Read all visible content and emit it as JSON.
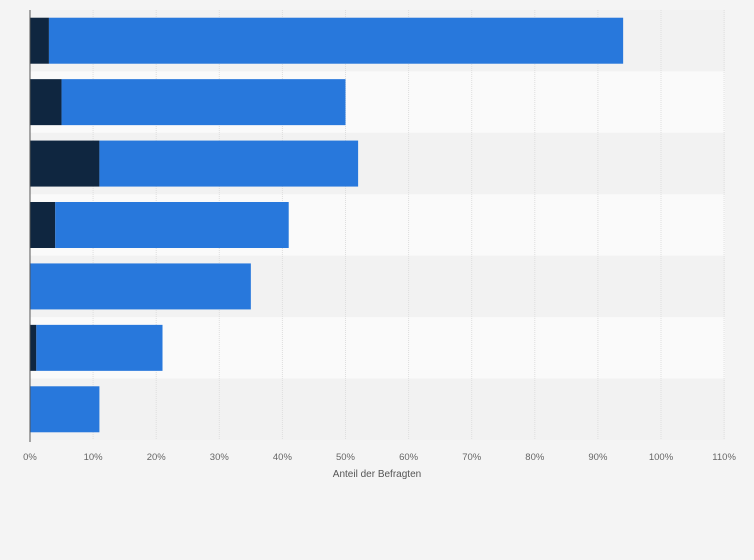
{
  "chart_data": {
    "type": "bar",
    "orientation": "horizontal",
    "stacked": true,
    "categories": [
      "",
      "",
      "",
      "",
      "",
      "",
      ""
    ],
    "series": [
      {
        "values": [
          3,
          5,
          11,
          4,
          0,
          1,
          0
        ],
        "color": "#0f2640"
      },
      {
        "values": [
          91,
          45,
          41,
          37,
          35,
          20,
          11
        ],
        "color": "#2878dc"
      }
    ],
    "xlabel": "Anteil der Befragten",
    "ylabel": "",
    "xlim": [
      0,
      110
    ],
    "x_ticks": [
      "0%",
      "10%",
      "20%",
      "30%",
      "40%",
      "50%",
      "60%",
      "70%",
      "80%",
      "90%",
      "100%",
      "110%"
    ],
    "grid": true,
    "legend": "none",
    "colors": {
      "background": "#f4f4f4",
      "band_dark": "#f2f2f2",
      "band_light": "#fafafa",
      "grid": "#dedede",
      "axis": "#555555"
    }
  }
}
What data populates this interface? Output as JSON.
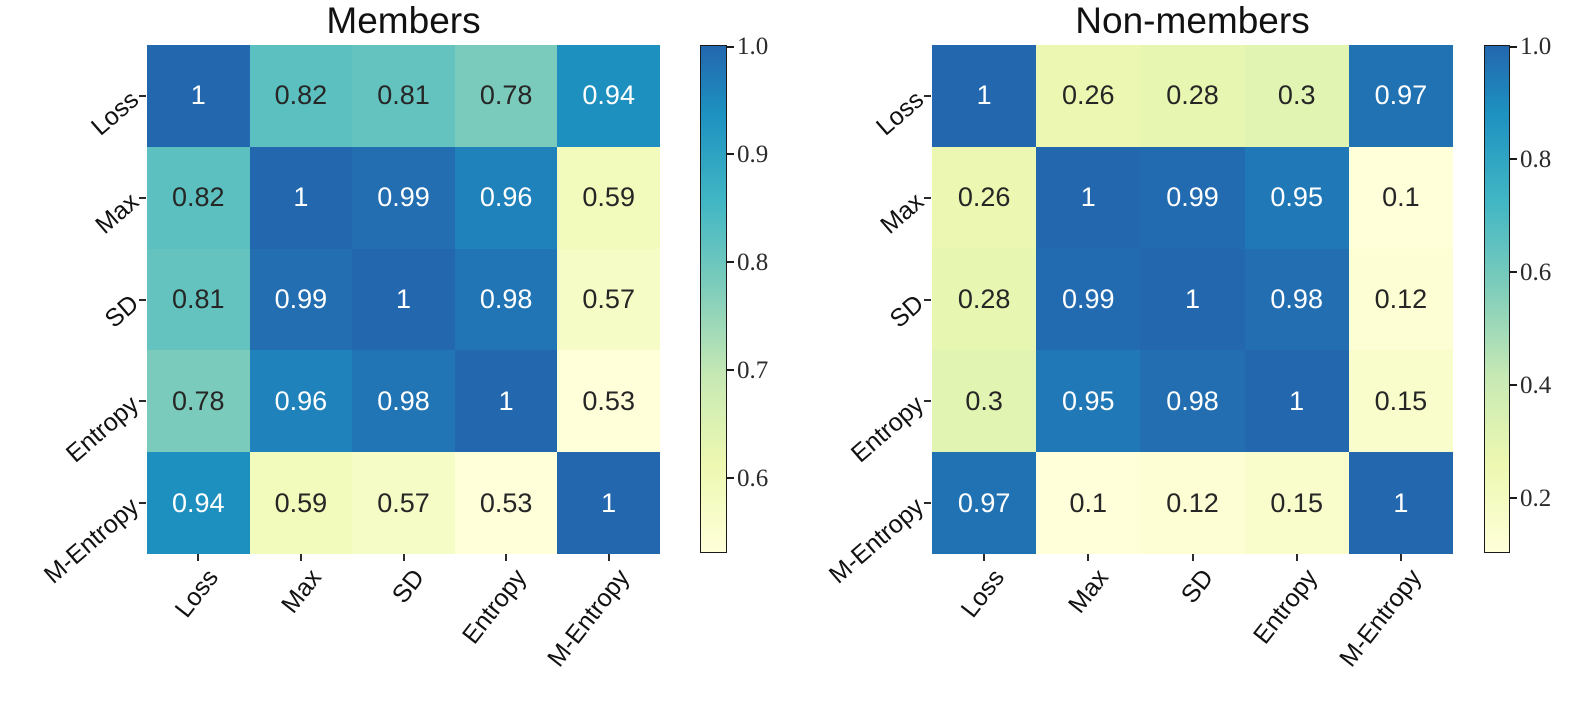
{
  "figure": {
    "background": "#ffffff",
    "text_color_dark": "#1a1a1a",
    "text_color_light": "#ffffff"
  },
  "colormap": {
    "name": "YlGnBu-truncated",
    "stops": [
      [
        0.0,
        "#ffffd9"
      ],
      [
        0.174,
        "#edf8b1"
      ],
      [
        0.347,
        "#c7e9b4"
      ],
      [
        0.52,
        "#7fcdbb"
      ],
      [
        0.694,
        "#41b6c4"
      ],
      [
        0.868,
        "#1d91c0"
      ],
      [
        1.0,
        "#2367ae"
      ]
    ]
  },
  "chart_data": [
    {
      "type": "heatmap",
      "title": "Members",
      "categories": [
        "Loss",
        "Max",
        "SD",
        "Entropy",
        "M-Entropy"
      ],
      "matrix": [
        [
          1,
          0.82,
          0.81,
          0.78,
          0.94
        ],
        [
          0.82,
          1,
          0.99,
          0.96,
          0.59
        ],
        [
          0.81,
          0.99,
          1,
          0.98,
          0.57
        ],
        [
          0.78,
          0.96,
          0.98,
          1,
          0.53
        ],
        [
          0.94,
          0.59,
          0.57,
          0.53,
          1
        ]
      ],
      "vmin": 0.53,
      "vmax": 1.0,
      "colorbar_ticks": [
        "1.0",
        "0.9",
        "0.8",
        "0.7",
        "0.6"
      ],
      "legend_position": "right",
      "grid": false
    },
    {
      "type": "heatmap",
      "title": "Non-members",
      "categories": [
        "Loss",
        "Max",
        "SD",
        "Entropy",
        "M-Entropy"
      ],
      "matrix": [
        [
          1,
          0.26,
          0.28,
          0.3,
          0.97
        ],
        [
          0.26,
          1,
          0.99,
          0.95,
          0.1
        ],
        [
          0.28,
          0.99,
          1,
          0.98,
          0.12
        ],
        [
          0.3,
          0.95,
          0.98,
          1,
          0.15
        ],
        [
          0.97,
          0.1,
          0.12,
          0.15,
          1
        ]
      ],
      "vmin": 0.1,
      "vmax": 1.0,
      "colorbar_ticks": [
        "1.0",
        "0.8",
        "0.6",
        "0.4",
        "0.2"
      ],
      "legend_position": "right",
      "grid": false
    }
  ]
}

####################

§ **Task details**
Find how many lines of the listing include the string "background" and give that number, nothing else.

§ **Answer to this task**
2